Job |
Copy out every line that contains "constant".

□ □ □ □

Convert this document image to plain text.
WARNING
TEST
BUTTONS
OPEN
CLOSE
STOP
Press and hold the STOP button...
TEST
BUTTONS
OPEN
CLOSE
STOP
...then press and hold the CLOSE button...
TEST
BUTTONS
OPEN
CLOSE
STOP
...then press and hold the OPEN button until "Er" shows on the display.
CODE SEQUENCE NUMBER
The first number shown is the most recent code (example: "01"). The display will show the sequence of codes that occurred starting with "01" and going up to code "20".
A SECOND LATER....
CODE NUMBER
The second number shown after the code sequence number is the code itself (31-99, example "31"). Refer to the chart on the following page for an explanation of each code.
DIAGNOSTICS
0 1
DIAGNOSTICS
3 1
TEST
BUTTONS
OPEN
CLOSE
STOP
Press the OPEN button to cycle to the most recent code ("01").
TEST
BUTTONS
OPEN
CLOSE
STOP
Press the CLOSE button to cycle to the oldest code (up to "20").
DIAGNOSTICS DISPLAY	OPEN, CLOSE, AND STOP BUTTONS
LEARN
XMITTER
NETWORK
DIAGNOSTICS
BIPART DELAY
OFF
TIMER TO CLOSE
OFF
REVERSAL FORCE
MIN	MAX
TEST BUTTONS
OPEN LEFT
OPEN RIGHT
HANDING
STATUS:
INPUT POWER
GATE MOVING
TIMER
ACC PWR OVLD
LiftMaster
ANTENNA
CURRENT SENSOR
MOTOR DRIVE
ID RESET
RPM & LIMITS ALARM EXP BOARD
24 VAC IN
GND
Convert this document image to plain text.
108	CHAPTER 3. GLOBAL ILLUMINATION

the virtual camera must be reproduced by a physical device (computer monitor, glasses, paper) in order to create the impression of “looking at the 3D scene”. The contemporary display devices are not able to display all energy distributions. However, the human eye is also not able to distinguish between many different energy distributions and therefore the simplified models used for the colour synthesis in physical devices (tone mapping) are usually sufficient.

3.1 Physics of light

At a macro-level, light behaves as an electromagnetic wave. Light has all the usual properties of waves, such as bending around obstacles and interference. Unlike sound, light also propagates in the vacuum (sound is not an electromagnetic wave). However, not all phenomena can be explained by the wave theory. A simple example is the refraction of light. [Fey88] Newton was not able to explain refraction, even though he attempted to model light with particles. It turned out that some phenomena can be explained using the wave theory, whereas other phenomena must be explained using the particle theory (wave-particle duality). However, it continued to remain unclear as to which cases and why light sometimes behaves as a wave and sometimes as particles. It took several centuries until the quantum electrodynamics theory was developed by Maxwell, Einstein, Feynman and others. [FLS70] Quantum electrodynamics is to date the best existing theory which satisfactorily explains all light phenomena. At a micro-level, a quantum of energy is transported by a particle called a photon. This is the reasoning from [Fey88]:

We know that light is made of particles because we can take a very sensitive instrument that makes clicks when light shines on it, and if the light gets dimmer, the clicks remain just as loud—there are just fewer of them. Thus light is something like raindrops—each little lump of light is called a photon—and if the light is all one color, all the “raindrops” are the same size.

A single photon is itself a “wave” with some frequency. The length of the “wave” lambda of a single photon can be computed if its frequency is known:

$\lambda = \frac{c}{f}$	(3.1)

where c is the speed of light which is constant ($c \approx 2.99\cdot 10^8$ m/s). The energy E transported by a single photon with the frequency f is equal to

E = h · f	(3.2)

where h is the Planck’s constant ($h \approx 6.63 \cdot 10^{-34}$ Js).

□ □ □ □

Output below |
where c is the speed of light which is constant ($c \approx 2.99\cdot 10^8$ m/s). The energy E transported by a single photon with the frequency f is equal to
where h is the Planck’s constant ($h \approx 6.63 \cdot 10^{-34}$ Js).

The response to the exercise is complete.